═══ Data to process ═══

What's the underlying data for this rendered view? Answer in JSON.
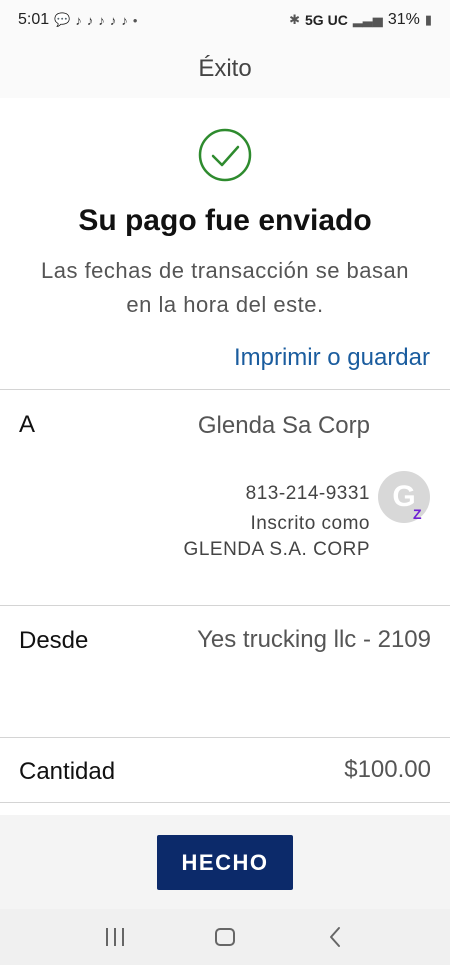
{
  "status_bar": {
    "time": "5:01",
    "network": "5G UC",
    "battery": "31%"
  },
  "header": {
    "title": "Éxito"
  },
  "success": {
    "title": "Su pago fue enviado",
    "subtitle": "Las fechas de transacción se basan en la hora del este.",
    "print_link": "Imprimir o guardar",
    "check_color": "#2e8b2e"
  },
  "recipient": {
    "label": "A",
    "name": "Glenda Sa Corp",
    "phone": "813-214-9331",
    "enrolled": "Inscrito como GLENDA S.A. CORP",
    "avatar_initial": "G",
    "badge": "Z"
  },
  "sender": {
    "label": "Desde",
    "account": "Yes trucking llc - 2109"
  },
  "amount": {
    "label": "Cantidad",
    "value": "$100.00"
  },
  "actions": {
    "done_label": "HECHO"
  },
  "colors": {
    "accent_link": "#1a5c9e",
    "primary_button": "#0c2a6a",
    "zelle_purple": "#6d1ed4"
  },
  "icons": [
    "chat-icon",
    "tiktok-icon",
    "bluetooth-icon",
    "signal-icon",
    "battery-icon",
    "check-circle-icon",
    "recents-icon",
    "home-icon",
    "back-icon"
  ]
}
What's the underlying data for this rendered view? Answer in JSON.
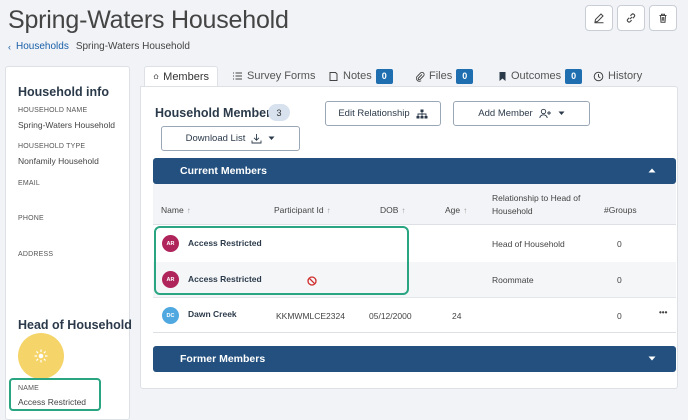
{
  "page": {
    "title": "Spring-Waters Household",
    "breadcrumb": {
      "link": "Households",
      "current": "Spring-Waters Household"
    },
    "toolbar_icons": [
      "edit-icon",
      "link-icon",
      "trash-icon"
    ]
  },
  "household_info": {
    "heading": "Household info",
    "fields": {
      "name": {
        "label": "HOUSEHOLD NAME",
        "value": "Spring-Waters Household"
      },
      "type": {
        "label": "HOUSEHOLD TYPE",
        "value": "Nonfamily Household"
      },
      "email": {
        "label": "EMAIL",
        "value": ""
      },
      "phone": {
        "label": "PHONE",
        "value": ""
      },
      "address": {
        "label": "ADDRESS",
        "value": ""
      }
    },
    "head": {
      "heading": "Head of Household",
      "name_label": "NAME",
      "name_value": "Access Restricted"
    }
  },
  "tabs": [
    {
      "label": "Members",
      "badge": "",
      "icon": "home-icon",
      "active": true
    },
    {
      "label": "Survey Forms",
      "badge": "",
      "icon": "list-icon"
    },
    {
      "label": "Notes",
      "badge": "0",
      "icon": "note-icon"
    },
    {
      "label": "Files",
      "badge": "0",
      "icon": "paperclip-icon"
    },
    {
      "label": "Outcomes",
      "badge": "0",
      "icon": "bookmark-icon"
    },
    {
      "label": "History",
      "badge": "",
      "icon": "clock-icon"
    }
  ],
  "members": {
    "title": "Household Members",
    "count": "3",
    "edit_relationship": "Edit Relationship",
    "add_member": "Add Member",
    "download_list": "Download List",
    "current_section": "Current Members",
    "former_section": "Former Members",
    "columns": {
      "name": "Name",
      "participant_id": "Participant Id",
      "dob": "DOB",
      "age": "Age",
      "relationship": "Relationship to Head of Household",
      "groups": "#Groups"
    },
    "rows": [
      {
        "initials": "AR",
        "name": "Access Restricted",
        "participant_id": "",
        "dob": "",
        "age": "",
        "relationship": "Head of Household",
        "groups": "0",
        "avatar_color": "#b0245c"
      },
      {
        "initials": "AR",
        "name": "Access Restricted",
        "participant_id": "",
        "dob": "",
        "age": "",
        "relationship": "Roommate",
        "groups": "0",
        "avatar_color": "#b0245c",
        "restricted_icon": "no-entry-icon"
      },
      {
        "initials": "DC",
        "name": "Dawn Creek",
        "participant_id": "KKMWMLCE2324",
        "dob": "05/12/2000",
        "age": "24",
        "relationship": "",
        "groups": "0",
        "avatar_color": "#4fa8e0",
        "more": "•••"
      }
    ]
  },
  "colors": {
    "accent": "#23507f",
    "badge": "#1f6fb0",
    "highlight": "#2aa582",
    "avatar_sun": "#f5d46a"
  }
}
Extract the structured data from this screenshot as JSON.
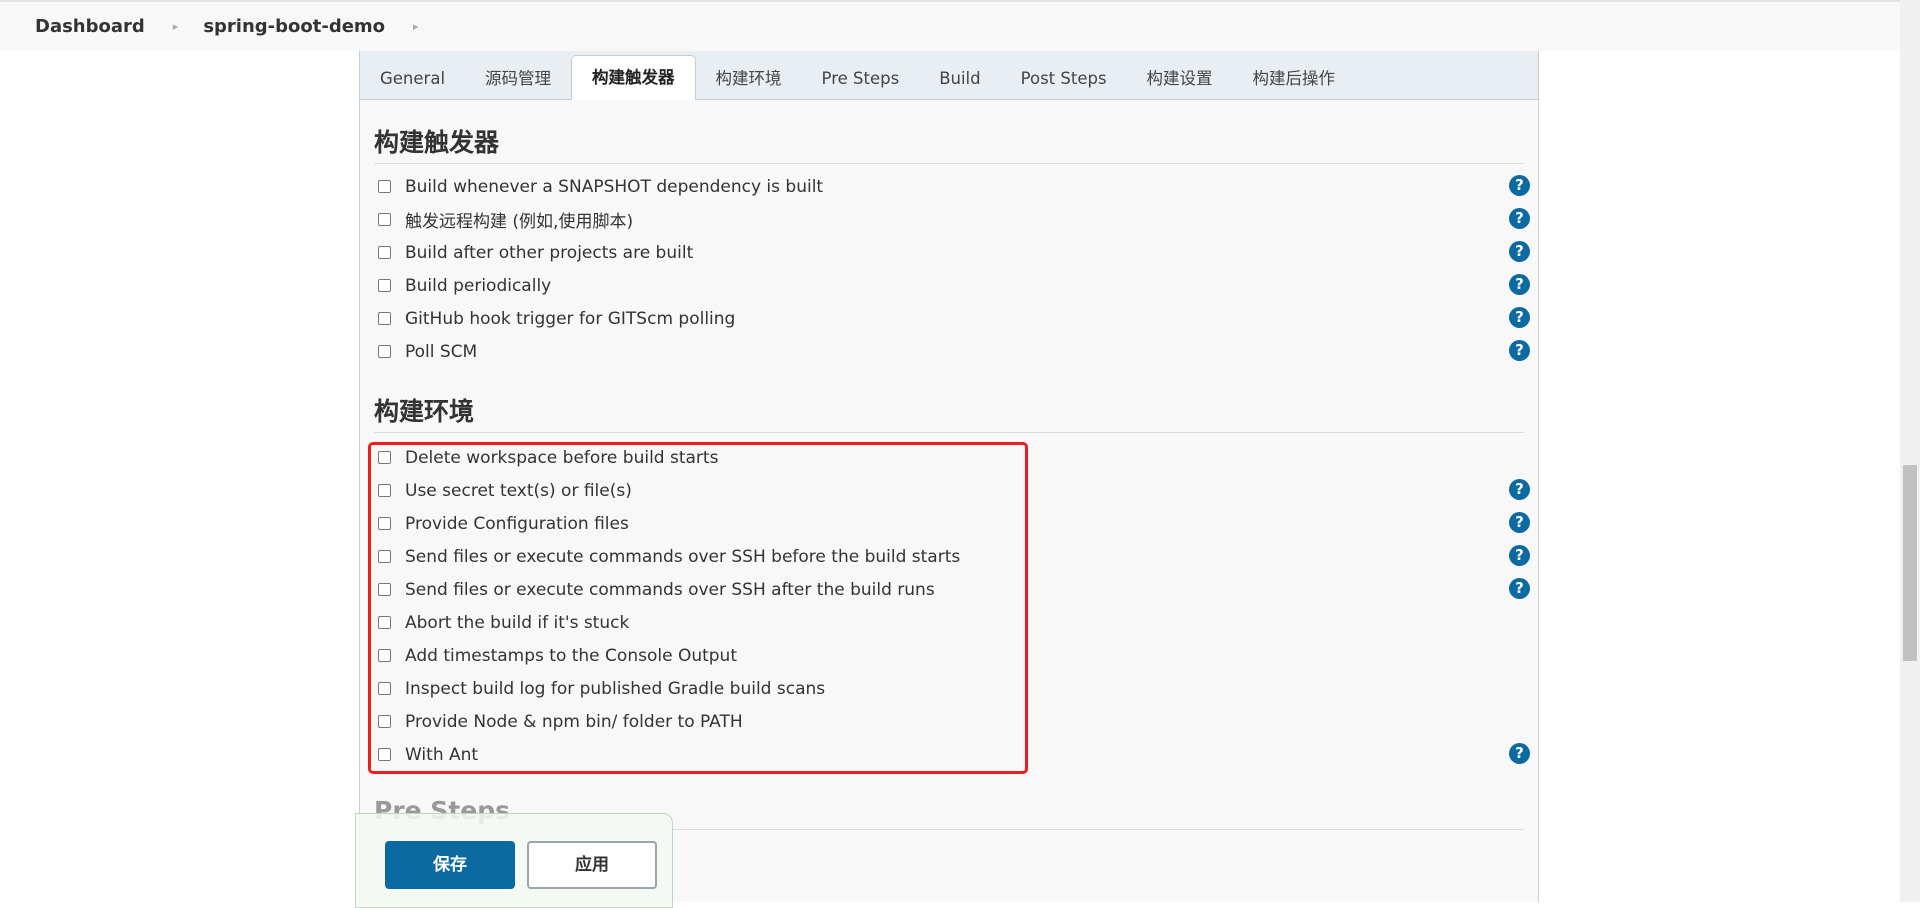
{
  "breadcrumb": [
    "Dashboard",
    "spring-boot-demo"
  ],
  "tabs": [
    {
      "label": "General",
      "active": false
    },
    {
      "label": "源码管理",
      "active": false
    },
    {
      "label": "构建触发器",
      "active": true
    },
    {
      "label": "构建环境",
      "active": false
    },
    {
      "label": "Pre Steps",
      "active": false
    },
    {
      "label": "Build",
      "active": false
    },
    {
      "label": "Post Steps",
      "active": false
    },
    {
      "label": "构建设置",
      "active": false
    },
    {
      "label": "构建后操作",
      "active": false
    }
  ],
  "triggers": {
    "title": "构建触发器",
    "items": [
      {
        "label": "Build whenever a SNAPSHOT dependency is built",
        "checked": false,
        "help": true
      },
      {
        "label": "触发远程构建 (例如,使用脚本)",
        "checked": false,
        "help": true
      },
      {
        "label": "Build after other projects are built",
        "checked": false,
        "help": true
      },
      {
        "label": "Build periodically",
        "checked": false,
        "help": true
      },
      {
        "label": "GitHub hook trigger for GITScm polling",
        "checked": false,
        "help": true
      },
      {
        "label": "Poll SCM",
        "checked": false,
        "help": true
      }
    ]
  },
  "environment": {
    "title": "构建环境",
    "highlight_color": "#f01c1c",
    "items": [
      {
        "label": "Delete workspace before build starts",
        "checked": false,
        "help": false
      },
      {
        "label": "Use secret text(s) or file(s)",
        "checked": false,
        "help": true
      },
      {
        "label": "Provide Configuration files",
        "checked": false,
        "help": true
      },
      {
        "label": "Send files or execute commands over SSH before the build starts",
        "checked": false,
        "help": true
      },
      {
        "label": "Send files or execute commands over SSH after the build runs",
        "checked": false,
        "help": true
      },
      {
        "label": "Abort the build if it's stuck",
        "checked": false,
        "help": false
      },
      {
        "label": "Add timestamps to the Console Output",
        "checked": false,
        "help": false
      },
      {
        "label": "Inspect build log for published Gradle build scans",
        "checked": false,
        "help": false
      },
      {
        "label": "Provide Node & npm bin/ folder to PATH",
        "checked": false,
        "help": false
      },
      {
        "label": "With Ant",
        "checked": false,
        "help": true
      }
    ]
  },
  "presteps": {
    "title": "Pre Steps"
  },
  "buttons": {
    "save": "保存",
    "apply": "应用"
  },
  "help_icon": "question-circle-icon",
  "accent": "#0b6aa2"
}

═══

■ Given task ■
Write out again every line above exactly as given; the pictures do not belong in the copy.

■ Solution to this task ■
What's the underlying data for this rendered view? Answer in JSON.
{
  "status_bar": {
    "time": "5:01",
    "network": "5G UC",
    "battery": "31%"
  },
  "header": {
    "title": "Éxito"
  },
  "success": {
    "title": "Su pago fue enviado",
    "subtitle": "Las fechas de transacción se basan en la hora del este.",
    "print_link": "Imprimir o guardar",
    "check_color": "#2e8b2e"
  },
  "recipient": {
    "label": "A",
    "name": "Glenda Sa Corp",
    "phone": "813-214-9331",
    "enrolled": "Inscrito como GLENDA S.A. CORP",
    "avatar_initial": "G",
    "badge": "Z"
  },
  "sender": {
    "label": "Desde",
    "account": "Yes trucking llc - 2109"
  },
  "amount": {
    "label": "Cantidad",
    "value": "$100.00"
  },
  "actions": {
    "done_label": "HECHO"
  },
  "colors": {
    "accent_link": "#1a5c9e",
    "primary_button": "#0c2a6a",
    "zelle_purple": "#6d1ed4"
  },
  "icons": [
    "chat-icon",
    "tiktok-icon",
    "bluetooth-icon",
    "signal-icon",
    "battery-icon",
    "check-circle-icon",
    "recents-icon",
    "home-icon",
    "back-icon"
  ]
}
What's the underlying data for this rendered view? Answer in JSON.
{
  "page": {
    "title": "Spring-Waters Household",
    "breadcrumb": {
      "link": "Households",
      "current": "Spring-Waters Household"
    },
    "toolbar_icons": [
      "edit-icon",
      "link-icon",
      "trash-icon"
    ]
  },
  "household_info": {
    "heading": "Household info",
    "fields": {
      "name": {
        "label": "HOUSEHOLD NAME",
        "value": "Spring-Waters Household"
      },
      "type": {
        "label": "HOUSEHOLD TYPE",
        "value": "Nonfamily Household"
      },
      "email": {
        "label": "EMAIL",
        "value": ""
      },
      "phone": {
        "label": "PHONE",
        "value": ""
      },
      "address": {
        "label": "ADDRESS",
        "value": ""
      }
    },
    "head": {
      "heading": "Head of Household",
      "name_label": "NAME",
      "name_value": "Access Restricted"
    }
  },
  "tabs": [
    {
      "label": "Members",
      "badge": "",
      "icon": "home-icon",
      "active": true
    },
    {
      "label": "Survey Forms",
      "badge": "",
      "icon": "list-icon"
    },
    {
      "label": "Notes",
      "badge": "0",
      "icon": "note-icon"
    },
    {
      "label": "Files",
      "badge": "0",
      "icon": "paperclip-icon"
    },
    {
      "label": "Outcomes",
      "badge": "0",
      "icon": "bookmark-icon"
    },
    {
      "label": "History",
      "badge": "",
      "icon": "clock-icon"
    }
  ],
  "members": {
    "title": "Household Members",
    "count": "3",
    "edit_relationship": "Edit Relationship",
    "add_member": "Add Member",
    "download_list": "Download List",
    "current_section": "Current Members",
    "former_section": "Former Members",
    "columns": {
      "name": "Name",
      "participant_id": "Participant Id",
      "dob": "DOB",
      "age": "Age",
      "relationship": "Relationship to Head of Household",
      "groups": "#Groups"
    },
    "rows": [
      {
        "initials": "AR",
        "name": "Access Restricted",
        "participant_id": "",
        "dob": "",
        "age": "",
        "relationship": "Head of Household",
        "groups": "0",
        "avatar_color": "#b0245c"
      },
      {
        "initials": "AR",
        "name": "Access Restricted",
        "participant_id": "",
        "dob": "",
        "age": "",
        "relationship": "Roommate",
        "groups": "0",
        "avatar_color": "#b0245c",
        "restricted_icon": "no-entry-icon"
      },
      {
        "initials": "DC",
        "name": "Dawn Creek",
        "participant_id": "KKMWMLCE2324",
        "dob": "05/12/2000",
        "age": "24",
        "relationship": "",
        "groups": "0",
        "avatar_color": "#4fa8e0",
        "more": "•••"
      }
    ]
  },
  "colors": {
    "accent": "#23507f",
    "badge": "#1f6fb0",
    "highlight": "#2aa582",
    "avatar_sun": "#f5d46a"
  }
}
Extract the structured data from this screenshot as JSON.
{
  "breadcrumb": [
    "Dashboard",
    "spring-boot-demo"
  ],
  "tabs": [
    {
      "label": "General",
      "active": false
    },
    {
      "label": "源码管理",
      "active": false
    },
    {
      "label": "构建触发器",
      "active": true
    },
    {
      "label": "构建环境",
      "active": false
    },
    {
      "label": "Pre Steps",
      "active": false
    },
    {
      "label": "Build",
      "active": false
    },
    {
      "label": "Post Steps",
      "active": false
    },
    {
      "label": "构建设置",
      "active": false
    },
    {
      "label": "构建后操作",
      "active": false
    }
  ],
  "triggers": {
    "title": "构建触发器",
    "items": [
      {
        "label": "Build whenever a SNAPSHOT dependency is built",
        "checked": false,
        "help": true
      },
      {
        "label": "触发远程构建 (例如,使用脚本)",
        "checked": false,
        "help": true
      },
      {
        "label": "Build after other projects are built",
        "checked": false,
        "help": true
      },
      {
        "label": "Build periodically",
        "checked": false,
        "help": true
      },
      {
        "label": "GitHub hook trigger for GITScm polling",
        "checked": false,
        "help": true
      },
      {
        "label": "Poll SCM",
        "checked": false,
        "help": true
      }
    ]
  },
  "environment": {
    "title": "构建环境",
    "highlight_color": "#f01c1c",
    "items": [
      {
        "label": "Delete workspace before build starts",
        "checked": false,
        "help": false
      },
      {
        "label": "Use secret text(s) or file(s)",
        "checked": false,
        "help": true
      },
      {
        "label": "Provide Configuration files",
        "checked": false,
        "help": true
      },
      {
        "label": "Send files or execute commands over SSH before the build starts",
        "checked": false,
        "help": true
      },
      {
        "label": "Send files or execute commands over SSH after the build runs",
        "checked": false,
        "help": true
      },
      {
        "label": "Abort the build if it's stuck",
        "checked": false,
        "help": false
      },
      {
        "label": "Add timestamps to the Console Output",
        "checked": false,
        "help": false
      },
      {
        "label": "Inspect build log for published Gradle build scans",
        "checked": false,
        "help": false
      },
      {
        "label": "Provide Node & npm bin/ folder to PATH",
        "checked": false,
        "help": false
      },
      {
        "label": "With Ant",
        "checked": false,
        "help": true
      }
    ]
  },
  "presteps": {
    "title": "Pre Steps"
  },
  "buttons": {
    "save": "保存",
    "apply": "应用"
  },
  "help_icon": "question-circle-icon",
  "accent": "#0b6aa2"
}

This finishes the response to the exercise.